__Short exercise__. Put each line of the entries below into a JSON list of strings, one string per line, leaving out blank lines.

[Spatial annotation entries]
---*---

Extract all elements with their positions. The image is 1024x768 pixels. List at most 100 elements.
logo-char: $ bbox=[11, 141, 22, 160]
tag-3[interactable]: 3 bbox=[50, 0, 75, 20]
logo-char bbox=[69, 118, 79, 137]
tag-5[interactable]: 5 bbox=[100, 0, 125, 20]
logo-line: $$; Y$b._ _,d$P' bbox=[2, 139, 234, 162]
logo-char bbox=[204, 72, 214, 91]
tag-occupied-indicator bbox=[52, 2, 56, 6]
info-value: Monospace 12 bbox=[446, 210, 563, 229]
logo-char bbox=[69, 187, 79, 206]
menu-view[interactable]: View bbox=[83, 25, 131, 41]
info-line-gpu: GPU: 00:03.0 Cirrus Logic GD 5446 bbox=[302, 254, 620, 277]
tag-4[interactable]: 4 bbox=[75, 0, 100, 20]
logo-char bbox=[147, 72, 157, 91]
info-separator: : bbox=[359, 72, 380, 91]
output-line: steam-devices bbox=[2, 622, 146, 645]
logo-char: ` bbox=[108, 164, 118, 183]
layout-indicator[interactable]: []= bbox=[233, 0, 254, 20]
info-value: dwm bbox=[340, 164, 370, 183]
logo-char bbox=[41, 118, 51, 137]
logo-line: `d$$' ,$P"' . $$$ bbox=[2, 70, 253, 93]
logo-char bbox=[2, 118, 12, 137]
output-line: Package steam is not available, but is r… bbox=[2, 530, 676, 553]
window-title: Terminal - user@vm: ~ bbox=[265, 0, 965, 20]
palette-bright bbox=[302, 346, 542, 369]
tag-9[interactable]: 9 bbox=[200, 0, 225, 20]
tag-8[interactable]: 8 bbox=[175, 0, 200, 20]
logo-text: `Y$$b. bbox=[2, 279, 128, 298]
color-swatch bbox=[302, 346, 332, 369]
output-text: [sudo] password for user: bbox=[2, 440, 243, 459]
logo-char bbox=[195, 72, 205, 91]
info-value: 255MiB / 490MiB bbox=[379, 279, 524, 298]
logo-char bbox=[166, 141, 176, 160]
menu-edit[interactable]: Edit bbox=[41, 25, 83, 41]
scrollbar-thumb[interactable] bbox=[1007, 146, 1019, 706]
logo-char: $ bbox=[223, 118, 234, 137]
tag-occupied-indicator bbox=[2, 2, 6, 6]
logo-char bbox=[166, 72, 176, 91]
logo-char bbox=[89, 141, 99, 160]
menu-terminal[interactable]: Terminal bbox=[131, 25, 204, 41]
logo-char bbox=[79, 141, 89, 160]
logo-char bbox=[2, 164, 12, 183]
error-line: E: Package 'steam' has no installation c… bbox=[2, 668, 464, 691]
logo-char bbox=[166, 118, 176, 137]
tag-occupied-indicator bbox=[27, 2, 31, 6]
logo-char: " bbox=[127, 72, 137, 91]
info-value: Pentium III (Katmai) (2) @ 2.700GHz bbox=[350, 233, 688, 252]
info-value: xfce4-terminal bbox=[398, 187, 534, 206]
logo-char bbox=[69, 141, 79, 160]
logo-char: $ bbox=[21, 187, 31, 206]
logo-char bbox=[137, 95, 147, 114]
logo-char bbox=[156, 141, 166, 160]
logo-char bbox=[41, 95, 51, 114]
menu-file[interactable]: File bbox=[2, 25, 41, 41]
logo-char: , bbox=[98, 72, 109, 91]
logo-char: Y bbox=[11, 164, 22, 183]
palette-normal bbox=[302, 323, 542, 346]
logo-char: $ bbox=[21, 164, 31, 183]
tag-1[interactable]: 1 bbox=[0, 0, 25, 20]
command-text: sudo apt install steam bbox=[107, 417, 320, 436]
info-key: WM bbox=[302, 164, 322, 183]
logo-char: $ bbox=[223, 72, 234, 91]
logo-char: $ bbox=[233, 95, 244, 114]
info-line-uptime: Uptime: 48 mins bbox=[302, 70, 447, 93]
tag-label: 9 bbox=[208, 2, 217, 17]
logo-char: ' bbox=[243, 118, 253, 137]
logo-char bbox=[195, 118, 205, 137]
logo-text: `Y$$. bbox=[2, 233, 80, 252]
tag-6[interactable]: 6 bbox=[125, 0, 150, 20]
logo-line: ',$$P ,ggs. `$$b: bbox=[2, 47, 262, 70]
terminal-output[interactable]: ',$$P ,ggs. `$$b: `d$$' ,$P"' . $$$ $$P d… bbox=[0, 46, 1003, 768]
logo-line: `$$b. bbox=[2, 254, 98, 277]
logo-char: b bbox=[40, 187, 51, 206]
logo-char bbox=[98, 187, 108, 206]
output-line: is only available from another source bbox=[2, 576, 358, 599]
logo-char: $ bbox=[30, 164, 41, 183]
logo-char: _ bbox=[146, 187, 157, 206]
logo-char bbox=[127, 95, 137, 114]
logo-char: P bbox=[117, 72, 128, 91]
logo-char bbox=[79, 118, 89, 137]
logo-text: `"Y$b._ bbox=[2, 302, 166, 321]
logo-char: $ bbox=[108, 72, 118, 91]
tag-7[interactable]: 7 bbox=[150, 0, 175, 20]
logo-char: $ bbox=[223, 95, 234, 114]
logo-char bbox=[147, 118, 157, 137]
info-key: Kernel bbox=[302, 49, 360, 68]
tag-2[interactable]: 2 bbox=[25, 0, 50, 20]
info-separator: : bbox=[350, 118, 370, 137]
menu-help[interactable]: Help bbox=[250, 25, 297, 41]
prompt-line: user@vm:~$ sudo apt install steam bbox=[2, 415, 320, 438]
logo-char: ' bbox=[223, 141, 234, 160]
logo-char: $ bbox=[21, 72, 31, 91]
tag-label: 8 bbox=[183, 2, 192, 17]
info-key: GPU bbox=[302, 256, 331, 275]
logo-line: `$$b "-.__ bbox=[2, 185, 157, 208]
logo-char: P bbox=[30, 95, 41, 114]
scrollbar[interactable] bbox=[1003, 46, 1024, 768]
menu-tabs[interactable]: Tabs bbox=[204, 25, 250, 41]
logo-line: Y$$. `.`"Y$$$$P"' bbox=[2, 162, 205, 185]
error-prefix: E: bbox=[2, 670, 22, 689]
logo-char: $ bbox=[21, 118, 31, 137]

---*---

__Response to the task__.
[
  "Extract all elements with their positions. The image is 1024x768 pixels. List at most 100 elements.",
  "logo-char: $ bbox=[11, 141, 22, 160]",
  "tag-3[interactable]: 3 bbox=[50, 0, 75, 20]",
  "logo-char bbox=[69, 118, 79, 137]",
  "tag-5[interactable]: 5 bbox=[100, 0, 125, 20]",
  "logo-line: $$; Y$b._ _,d$P' bbox=[2, 139, 234, 162]",
  "logo-char bbox=[204, 72, 214, 91]",
  "tag-occupied-indicator bbox=[52, 2, 56, 6]",
  "info-value: Monospace 12 bbox=[446, 210, 563, 229]",
  "logo-char bbox=[69, 187, 79, 206]",
  "menu-view[interactable]: View bbox=[83, 25, 131, 41]",
  "info-line-gpu: GPU: 00:03.0 Cirrus Logic GD 5446 bbox=[302, 254, 620, 277]",
  "tag-4[interactable]: 4 bbox=[75, 0, 100, 20]",
  "logo-char bbox=[147, 72, 157, 91]",
  "info-separator: : bbox=[359, 72, 380, 91]",
  "output-line: steam-devices bbox=[2, 622, 146, 645]",
  "logo-char: ` bbox=[108, 164, 118, 183]",
  "layout-indicator[interactable]: []= bbox=[233, 0, 254, 20]",
  "info-value: dwm bbox=[340, 164, 370, 183]",
  "logo-char bbox=[41, 118, 51, 137]",
  "logo-line: `d$$' ,$P\"' . $$$ bbox=[2, 70, 253, 93]",
  "logo-char bbox=[2, 118, 12, 137]",
  "output-line: Package steam is not available, but is r… bbox=[2, 530, 676, 553]",
  "window-title: Terminal - user@vm: ~ bbox=[265, 0, 965, 20]",
  "palette-bright bbox=[302, 346, 542, 369]",
  "tag-9[interactable]: 9 bbox=[200, 0, 225, 20]",
  "tag-8[interactable]: 8 bbox=[175, 0, 200, 20]",
  "logo-text: `Y$$b. bbox=[2, 279, 128, 298]",
  "color-swatch bbox=[302, 346, 332, 369]",
  "output-text: [sudo] password for user: bbox=[2, 440, 243, 459]",
  "logo-char bbox=[195, 72, 205, 91]",
  "info-value: 255MiB / 490MiB bbox=[379, 279, 524, 298]",
  "logo-char bbox=[166, 141, 176, 160]",
  "menu-edit[interactable]: Edit bbox=[41, 25, 83, 41]",
  "scrollbar-thumb[interactable] bbox=[1007, 146, 1019, 706]",
  "logo-char: $ bbox=[223, 118, 234, 137]",
  "tag-occupied-indicator bbox=[2, 2, 6, 6]",
  "logo-char bbox=[166, 72, 176, 91]",
  "logo-char bbox=[89, 141, 99, 160]",
  "menu-terminal[interactable]: Terminal bbox=[131, 25, 204, 41]",
  "logo-char bbox=[79, 141, 89, 160]",
  "logo-char bbox=[2, 164, 12, 183]",
  "error-line: E: Package 'steam' has no installation c… bbox=[2, 668, 464, 691]",
  "logo-char bbox=[166, 118, 176, 137]",
  "tag-occupied-indicator bbox=[27, 2, 31, 6]",
  "logo-char: \" bbox=[127, 72, 137, 91]",
  "info-value: Pentium III (Katmai) (2) @ 2.700GHz bbox=[350, 233, 688, 252]",
  "info-value: xfce4-terminal bbox=[398, 187, 534, 206]",
  "logo-char bbox=[69, 141, 79, 160]",
  "logo-char: $ bbox=[21, 187, 31, 206]",
  "logo-char bbox=[137, 95, 147, 114]",
  "logo-char bbox=[156, 141, 166, 160]",
  "logo-char bbox=[41, 95, 51, 114]",
  "menu-file[interactable]: File bbox=[2, 25, 41, 41]",
  "logo-char: , bbox=[98, 72, 109, 91]",
  "logo-char: Y bbox=[11, 164, 22, 183]",
  "palette-normal bbox=[302, 323, 542, 346]",
  "logo-char: $ bbox=[21, 164, 31, 183]",
  "tag-1[interactable]: 1 bbox=[0, 0, 25, 20]",
  "command-text: sudo apt install steam bbox=[107, 417, 320, 436]",
  "info-key: WM bbox=[302, 164, 322, 183]",
  "logo-char: $ bbox=[223, 72, 234, 91]",
  "logo-char: $ bbox=[233, 95, 244, 114]",
  "info-line-uptime: Uptime: 48 mins bbox=[302, 70, 447, 93]",
  "tag-label: 9 bbox=[208, 2, 217, 17]",
  "logo-char: ' bbox=[243, 118, 253, 137]",
  "logo-char bbox=[195, 118, 205, 137]",
  "logo-text: `Y$$. bbox=[2, 233, 80, 252]",
  "tag-6[interactable]: 6 bbox=[125, 0, 150, 20]",
  "logo-line: ',$$P ,ggs. `$$b: bbox=[2, 47, 262, 70]",
  "terminal-output[interactable]: ',$$P ,ggs. `$$b: `d$$' ,$P\"' . $$$ $$P d… bbox=[0, 46, 1003, 768]",
  "logo-line: `$$b. bbox=[2, 254, 98, 277]",
  "logo-char: b bbox=[40, 187, 51, 206]",
  "logo-char bbox=[98, 187, 108, 206]",
  "output-line: is only available from another source bbox=[2, 576, 358, 599]",
  "logo-char: $ bbox=[30, 164, 41, 183]",
  "logo-char: _ bbox=[146, 187, 157, 206]",
  "logo-char bbox=[127, 95, 137, 114]",
  "logo-char: P bbox=[117, 72, 128, 91]",
  "logo-char bbox=[79, 118, 89, 137]",
  "logo-text: `\"Y$b._ bbox=[2, 302, 166, 321]",
  "logo-char: $ bbox=[108, 72, 118, 91]",
  "tag-7[interactable]: 7 bbox=[150, 0, 175, 20]",
  "logo-char: $ bbox=[223, 95, 234, 114]",
  "logo-char bbox=[147, 118, 157, 137]",
  "info-key: Kernel bbox=[302, 49, 360, 68]",
  "tag-2[interactable]: 2 bbox=[25, 0, 50, 20]",
  "info-separator: : bbox=[350, 118, 370, 137]",
  "menu-help[interactable]: Help bbox=[250, 25, 297, 41]",
  "prompt-line: user@vm:~$ sudo apt install steam bbox=[2, 415, 320, 438]",
  "logo-char: ' bbox=[223, 141, 234, 160]",
  "logo-char: $ bbox=[21, 72, 31, 91]",
  "tag-label: 8 bbox=[183, 2, 192, 17]",
  "info-key: GPU bbox=[302, 256, 331, 275]",
  "logo-line: `$$b \"-.__ bbox=[2, 185, 157, 208]",
  "logo-char: P bbox=[30, 95, 41, 114]",
  "scrollbar[interactable] bbox=[1003, 46, 1024, 768]",
  "menu-tabs[interactable]: Tabs bbox=[204, 25, 250, 41]",
  "logo-line: Y$$. `.`\"Y$$$$P\"' bbox=[2, 162, 205, 185]",
  "error-prefix: E: bbox=[2, 670, 22, 689]",
  "logo-char: $ bbox=[21, 118, 31, 137]"
]